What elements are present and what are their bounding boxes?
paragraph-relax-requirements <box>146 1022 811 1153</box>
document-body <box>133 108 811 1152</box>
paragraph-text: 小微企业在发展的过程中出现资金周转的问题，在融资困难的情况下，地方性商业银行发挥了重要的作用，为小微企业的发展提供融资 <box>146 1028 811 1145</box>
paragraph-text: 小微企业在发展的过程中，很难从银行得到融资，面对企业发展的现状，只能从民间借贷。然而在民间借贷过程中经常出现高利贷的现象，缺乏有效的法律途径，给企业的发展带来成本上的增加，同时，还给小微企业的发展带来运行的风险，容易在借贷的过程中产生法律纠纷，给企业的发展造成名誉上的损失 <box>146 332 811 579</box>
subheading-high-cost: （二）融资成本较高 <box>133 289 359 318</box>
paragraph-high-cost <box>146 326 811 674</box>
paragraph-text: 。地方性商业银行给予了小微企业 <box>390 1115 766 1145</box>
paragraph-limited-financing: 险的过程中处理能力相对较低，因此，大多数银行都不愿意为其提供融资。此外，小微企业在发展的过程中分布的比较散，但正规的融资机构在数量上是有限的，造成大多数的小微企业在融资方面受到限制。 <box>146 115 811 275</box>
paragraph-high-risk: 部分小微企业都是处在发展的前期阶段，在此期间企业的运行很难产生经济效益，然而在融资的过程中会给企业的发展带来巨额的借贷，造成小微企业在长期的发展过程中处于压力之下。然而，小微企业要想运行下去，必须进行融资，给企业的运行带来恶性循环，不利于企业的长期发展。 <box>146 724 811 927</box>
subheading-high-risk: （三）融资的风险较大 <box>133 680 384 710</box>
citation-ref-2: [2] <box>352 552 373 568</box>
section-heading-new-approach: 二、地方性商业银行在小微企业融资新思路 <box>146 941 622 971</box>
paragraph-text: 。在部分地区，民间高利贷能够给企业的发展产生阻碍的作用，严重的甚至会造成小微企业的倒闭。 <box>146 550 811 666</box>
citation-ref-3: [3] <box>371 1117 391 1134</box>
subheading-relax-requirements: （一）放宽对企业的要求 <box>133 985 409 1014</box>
#####
● STATED GOAL
Reproduce every one of the records above verbatim, keeping each line in its original order.

● TASK RESULT
What elements are present and what are their bounding boxes?
paragraph-relax-requirements <box>146 1022 811 1153</box>
document-body <box>133 108 811 1152</box>
paragraph-text: 小微企业在发展的过程中出现资金周转的问题，在融资困难的情况下，地方性商业银行发挥了重要的作用，为小微企业的发展提供融资 <box>146 1028 811 1145</box>
paragraph-text: 小微企业在发展的过程中，很难从银行得到融资，面对企业发展的现状，只能从民间借贷。然而在民间借贷过程中经常出现高利贷的现象，缺乏有效的法律途径，给企业的发展带来成本上的增加，同时，还给小微企业的发展带来运行的风险，容易在借贷的过程中产生法律纠纷，给企业的发展造成名誉上的损失 <box>146 332 811 579</box>
subheading-high-cost: （二）融资成本较高 <box>133 289 359 318</box>
paragraph-high-cost <box>146 326 811 674</box>
paragraph-text: 。地方性商业银行给予了小微企业 <box>390 1115 766 1145</box>
paragraph-limited-financing: 险的过程中处理能力相对较低，因此，大多数银行都不愿意为其提供融资。此外，小微企业在发展的过程中分布的比较散，但正规的融资机构在数量上是有限的，造成大多数的小微企业在融资方面受到限制。 <box>146 115 811 275</box>
paragraph-high-risk: 部分小微企业都是处在发展的前期阶段，在此期间企业的运行很难产生经济效益，然而在融资的过程中会给企业的发展带来巨额的借贷，造成小微企业在长期的发展过程中处于压力之下。然而，小微企业要想运行下去，必须进行融资，给企业的运行带来恶性循环，不利于企业的长期发展。 <box>146 724 811 927</box>
subheading-high-risk: （三）融资的风险较大 <box>133 680 384 710</box>
citation-ref-2: [2] <box>352 552 373 568</box>
section-heading-new-approach: 二、地方性商业银行在小微企业融资新思路 <box>146 941 622 971</box>
paragraph-text: 。在部分地区，民间高利贷能够给企业的发展产生阻碍的作用，严重的甚至会造成小微企业的倒闭。 <box>146 550 811 666</box>
citation-ref-3: [3] <box>371 1117 391 1134</box>
subheading-relax-requirements: （一）放宽对企业的要求 <box>133 985 409 1014</box>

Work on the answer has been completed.